> Set task
Tally the lines in the listing below that include "工作安排". Answer with the count and nothing more.

> Data supplied
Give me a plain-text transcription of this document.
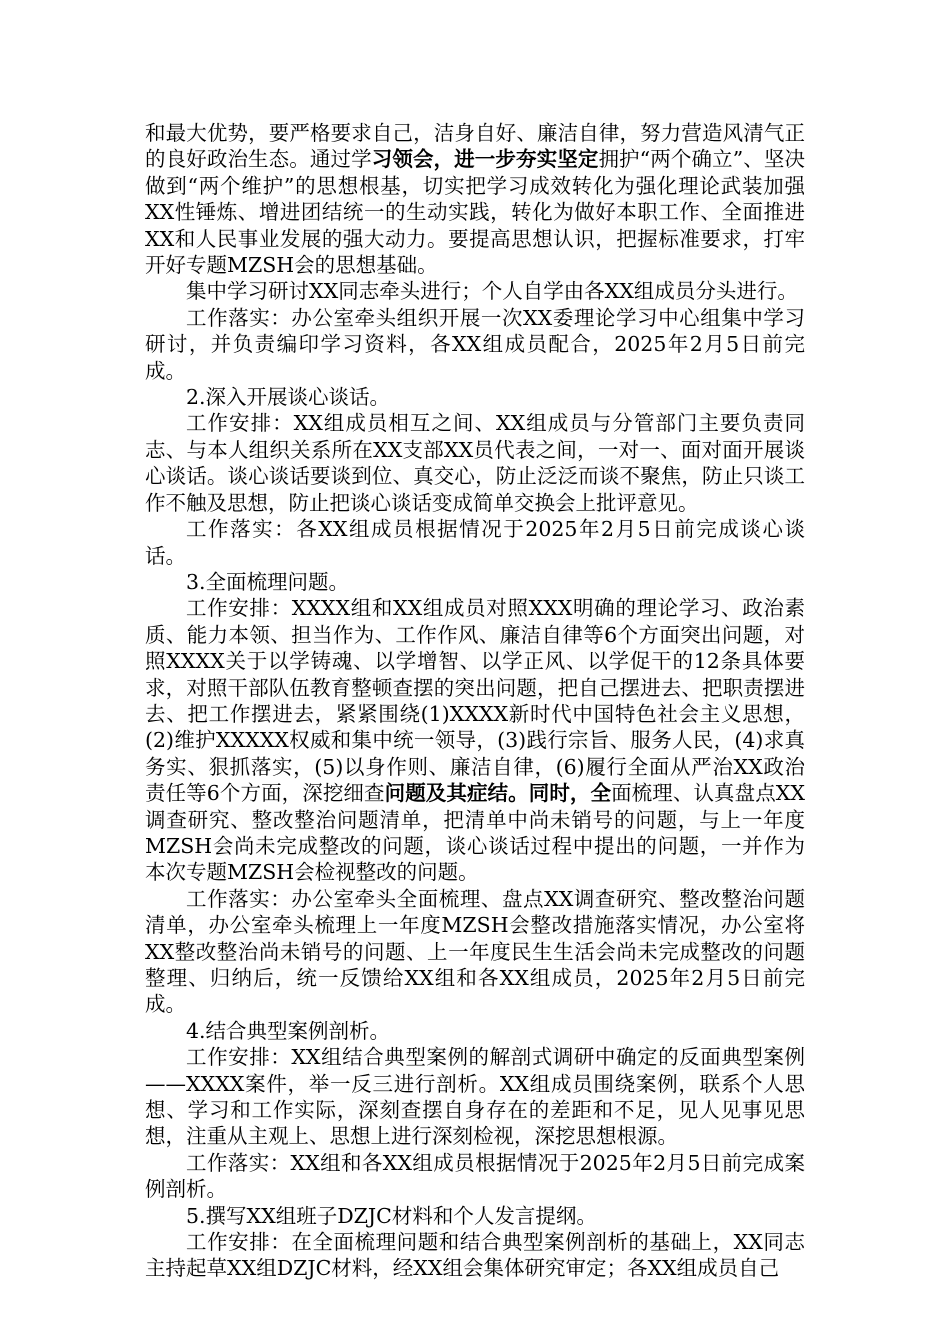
和最大优势，要严格要求自己，洁身自好、廉洁自律，努力营造风清气正的良好政治生态。通过学习领会，进一步夯实坚定拥护“两个确立”、坚决做到“两个维护”的思想根基，切实把学习成效转化为强化理论武装加强XX性锤炼、增进团结统一的生动实践，转化为做好本职工作、全面推进XX和人民事业发展的强大动力。要提高思想认识，把握标准要求，打牢开好专题MZSH会的思想基础。

集中学习研讨XX同志牵头进行；个人自学由各XX组成员分头进行。

工作落实：办公室牵头组织开展一次XX委理论学习中心组集中学习研讨，并负责编印学习资料，各XX组成员配合，2025年2月5日前完成。

2.深入开展谈心谈话。

工作安排：XX组成员相互之间、XX组成员与分管部门主要负责同志、与本人组织关系所在XX支部XX员代表之间，一对一、面对面开展谈心谈话。谈心谈话要谈到位、真交心，防止泛泛而谈不聚焦，防止只谈工作不触及思想，防止把谈心谈话变成简单交换会上批评意见。

工作落实：各XX组成员根据情况于2025年2月5日前完成谈心谈话。

3.全面梳理问题。

工作安排：XXXX组和XX组成员对照XXX明确的理论学习、政治素质、能力本领、担当作为、工作作风、廉洁自律等6个方面突出问题，对照XXXX关于以学铸魂、以学增智、以学正风、以学促干的12条具体要求，对照干部队伍教育整顿查摆的突出问题，把自己摆进去、把职责摆进去、把工作摆进去，紧紧围绕(1)XXXX新时代中国特色社会主义思想，(2)维护XXXXX权威和集中统一领导，(3)践行宗旨、服务人民，(4)求真务实、狠抓落实，(5)以身作则、廉洁自律，(6)履行全面从严治XX政治责任等6个方面，深挖细查问题及其症结。同时，全面梳理、认真盘点XX调查研究、整改整治问题清单，把清单中尚未销号的问题，与上一年度MZSH会尚未完成整改的问题，谈心谈话过程中提出的问题，一并作为本次专题MZSH会检视整改的问题。

工作落实：办公室牵头全面梳理、盘点XX调查研究、整改整治问题清单，办公室牵头梳理上一年度MZSH会整改措施落实情况，办公室将XX整改整治尚未销号的问题、上一年度民生生活会尚未完成整改的问题整理、归纳后，统一反馈给XX组和各XX组成员，2025年2月5日前完成。

4.结合典型案例剖析。

工作安排：XX组结合典型案例的解剖式调研中确定的反面典型案例——XXXX案件，举一反三进行剖析。XX组成员围绕案例，联系个人思想、学习和工作实际，深刻查摆自身存在的差距和不足，见人见事见思想，注重从主观上、思想上进行深刻检视，深挖思想根源。

工作落实：XX组和各XX组成员根据情况于2025年2月5日前完成案例剖析。

5.撰写XX组班子DZJC材料和个人发言提纲。

工作安排：在全面梳理问题和结合典型案例剖析的基础上，XX同志主持起草XX组DZJC材料，经XX组会集体研究审定；各XX组成员自己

> Final answer
4